■ **PROBLEM STATEMENT**: Could you write out the records below exactly as they appear?

Records that describe figures:
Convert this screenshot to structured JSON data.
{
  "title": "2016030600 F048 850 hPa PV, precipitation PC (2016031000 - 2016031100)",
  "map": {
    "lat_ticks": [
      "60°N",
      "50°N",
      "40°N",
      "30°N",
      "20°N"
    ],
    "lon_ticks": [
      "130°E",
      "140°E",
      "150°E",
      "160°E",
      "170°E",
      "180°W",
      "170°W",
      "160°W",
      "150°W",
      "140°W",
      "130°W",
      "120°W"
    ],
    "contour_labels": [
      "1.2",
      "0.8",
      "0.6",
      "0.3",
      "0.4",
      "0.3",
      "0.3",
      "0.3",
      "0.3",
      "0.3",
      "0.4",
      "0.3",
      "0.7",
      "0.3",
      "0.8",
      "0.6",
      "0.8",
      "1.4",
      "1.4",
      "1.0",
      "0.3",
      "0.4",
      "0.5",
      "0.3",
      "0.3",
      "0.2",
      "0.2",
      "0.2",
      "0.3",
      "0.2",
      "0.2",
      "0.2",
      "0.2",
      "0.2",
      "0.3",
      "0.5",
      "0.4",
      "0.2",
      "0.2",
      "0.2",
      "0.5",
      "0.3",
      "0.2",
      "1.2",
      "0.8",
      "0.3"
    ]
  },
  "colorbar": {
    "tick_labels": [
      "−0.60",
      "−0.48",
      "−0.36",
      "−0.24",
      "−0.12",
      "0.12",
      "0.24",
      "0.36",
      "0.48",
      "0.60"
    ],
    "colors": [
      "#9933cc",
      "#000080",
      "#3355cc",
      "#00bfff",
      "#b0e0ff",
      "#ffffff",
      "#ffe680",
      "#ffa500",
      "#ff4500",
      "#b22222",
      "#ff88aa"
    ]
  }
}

■ **ANSWER TO THIS EXERCISE**:
Convert this screenshot to structured JSON data.
{
  "title": "2016030600 F048 850 hPa PV, precipitation PC (2016031000 - 2016031100)",
  "map": {
    "lat_ticks": [
      "60°N",
      "50°N",
      "40°N",
      "30°N",
      "20°N"
    ],
    "lon_ticks": [
      "130°E",
      "140°E",
      "150°E",
      "160°E",
      "170°E",
      "180°W",
      "170°W",
      "160°W",
      "150°W",
      "140°W",
      "130°W",
      "120°W"
    ],
    "contour_labels": [
      "1.2",
      "0.8",
      "0.6",
      "0.3",
      "0.4",
      "0.3",
      "0.3",
      "0.3",
      "0.3",
      "0.3",
      "0.4",
      "0.3",
      "0.7",
      "0.3",
      "0.8",
      "0.6",
      "0.8",
      "1.4",
      "1.4",
      "1.0",
      "0.3",
      "0.4",
      "0.5",
      "0.3",
      "0.3",
      "0.2",
      "0.2",
      "0.2",
      "0.3",
      "0.2",
      "0.2",
      "0.2",
      "0.2",
      "0.2",
      "0.3",
      "0.5",
      "0.4",
      "0.2",
      "0.2",
      "0.2",
      "0.5",
      "0.3",
      "0.2",
      "1.2",
      "0.8",
      "0.3"
    ]
  },
  "colorbar": {
    "tick_labels": [
      "−0.60",
      "−0.48",
      "−0.36",
      "−0.24",
      "−0.12",
      "0.12",
      "0.24",
      "0.36",
      "0.48",
      "0.60"
    ],
    "colors": [
      "#9933cc",
      "#000080",
      "#3355cc",
      "#00bfff",
      "#b0e0ff",
      "#ffffff",
      "#ffe680",
      "#ffa500",
      "#ff4500",
      "#b22222",
      "#ff88aa"
    ]
  }
}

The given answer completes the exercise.